Structured figure records ::
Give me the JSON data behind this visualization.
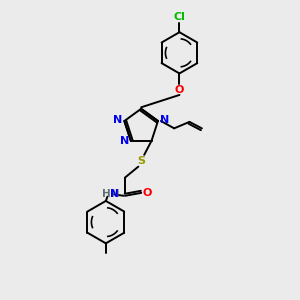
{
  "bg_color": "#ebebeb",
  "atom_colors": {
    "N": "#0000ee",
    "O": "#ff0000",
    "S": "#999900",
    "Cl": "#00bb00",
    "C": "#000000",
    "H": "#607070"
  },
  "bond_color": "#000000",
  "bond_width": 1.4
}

Exercise :: Reproduce the records above exactly, leaving out every picture they contain.

Reply to the task ::
Give me the JSON data behind this visualization.
{
  "bg_color": "#ebebeb",
  "atom_colors": {
    "N": "#0000ee",
    "O": "#ff0000",
    "S": "#999900",
    "Cl": "#00bb00",
    "C": "#000000",
    "H": "#607070"
  },
  "bond_color": "#000000",
  "bond_width": 1.4
}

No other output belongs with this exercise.